For the data below, report the number of lines that contain the string "rights" and nothing else.

○ ○ ○ ○ ○ ○ ○

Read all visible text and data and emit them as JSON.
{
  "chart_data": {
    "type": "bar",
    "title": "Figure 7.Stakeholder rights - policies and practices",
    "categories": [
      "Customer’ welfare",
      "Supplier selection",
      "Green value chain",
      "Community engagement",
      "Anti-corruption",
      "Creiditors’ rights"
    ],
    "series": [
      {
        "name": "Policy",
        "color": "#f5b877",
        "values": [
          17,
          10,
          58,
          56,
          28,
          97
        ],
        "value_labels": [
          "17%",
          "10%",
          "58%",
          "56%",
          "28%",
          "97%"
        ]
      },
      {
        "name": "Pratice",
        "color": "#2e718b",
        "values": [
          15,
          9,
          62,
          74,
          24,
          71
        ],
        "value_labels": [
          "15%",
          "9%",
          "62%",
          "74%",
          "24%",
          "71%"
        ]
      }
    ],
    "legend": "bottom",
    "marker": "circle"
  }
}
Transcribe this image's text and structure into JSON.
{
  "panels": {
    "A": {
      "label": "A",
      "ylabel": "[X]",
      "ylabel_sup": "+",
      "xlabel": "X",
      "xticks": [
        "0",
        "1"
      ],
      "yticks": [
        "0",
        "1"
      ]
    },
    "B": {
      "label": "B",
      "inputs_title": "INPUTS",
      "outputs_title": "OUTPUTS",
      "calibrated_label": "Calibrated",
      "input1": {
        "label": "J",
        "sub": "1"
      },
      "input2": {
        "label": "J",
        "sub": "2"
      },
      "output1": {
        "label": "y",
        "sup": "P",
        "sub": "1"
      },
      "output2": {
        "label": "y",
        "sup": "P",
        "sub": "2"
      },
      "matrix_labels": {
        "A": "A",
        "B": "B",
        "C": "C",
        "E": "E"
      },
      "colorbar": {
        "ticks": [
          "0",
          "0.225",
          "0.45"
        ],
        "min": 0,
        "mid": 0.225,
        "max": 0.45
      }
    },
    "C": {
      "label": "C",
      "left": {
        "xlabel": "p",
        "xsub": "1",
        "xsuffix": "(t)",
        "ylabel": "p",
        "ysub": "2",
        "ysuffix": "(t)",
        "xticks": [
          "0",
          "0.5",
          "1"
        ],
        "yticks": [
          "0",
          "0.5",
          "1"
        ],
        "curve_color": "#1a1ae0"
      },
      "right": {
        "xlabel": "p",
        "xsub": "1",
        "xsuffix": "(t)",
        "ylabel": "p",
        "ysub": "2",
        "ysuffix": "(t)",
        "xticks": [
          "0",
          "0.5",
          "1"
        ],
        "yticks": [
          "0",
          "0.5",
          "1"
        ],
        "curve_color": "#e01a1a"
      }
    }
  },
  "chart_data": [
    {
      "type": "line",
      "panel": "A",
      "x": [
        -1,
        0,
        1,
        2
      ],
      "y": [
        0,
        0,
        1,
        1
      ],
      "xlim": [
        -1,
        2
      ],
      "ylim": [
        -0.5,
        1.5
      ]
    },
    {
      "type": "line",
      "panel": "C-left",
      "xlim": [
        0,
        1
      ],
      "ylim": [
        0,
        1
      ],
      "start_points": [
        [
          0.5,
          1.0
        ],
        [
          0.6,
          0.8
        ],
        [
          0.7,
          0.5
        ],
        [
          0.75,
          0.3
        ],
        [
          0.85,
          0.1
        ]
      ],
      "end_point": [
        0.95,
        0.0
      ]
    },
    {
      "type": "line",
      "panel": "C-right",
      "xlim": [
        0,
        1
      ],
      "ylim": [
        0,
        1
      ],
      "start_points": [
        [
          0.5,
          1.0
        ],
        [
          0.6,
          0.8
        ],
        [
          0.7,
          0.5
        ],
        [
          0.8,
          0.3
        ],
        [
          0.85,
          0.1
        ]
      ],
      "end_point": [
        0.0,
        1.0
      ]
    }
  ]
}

○ ○ ○ ○ ○ ○ ○

▶ [Reply to the exercise]:
2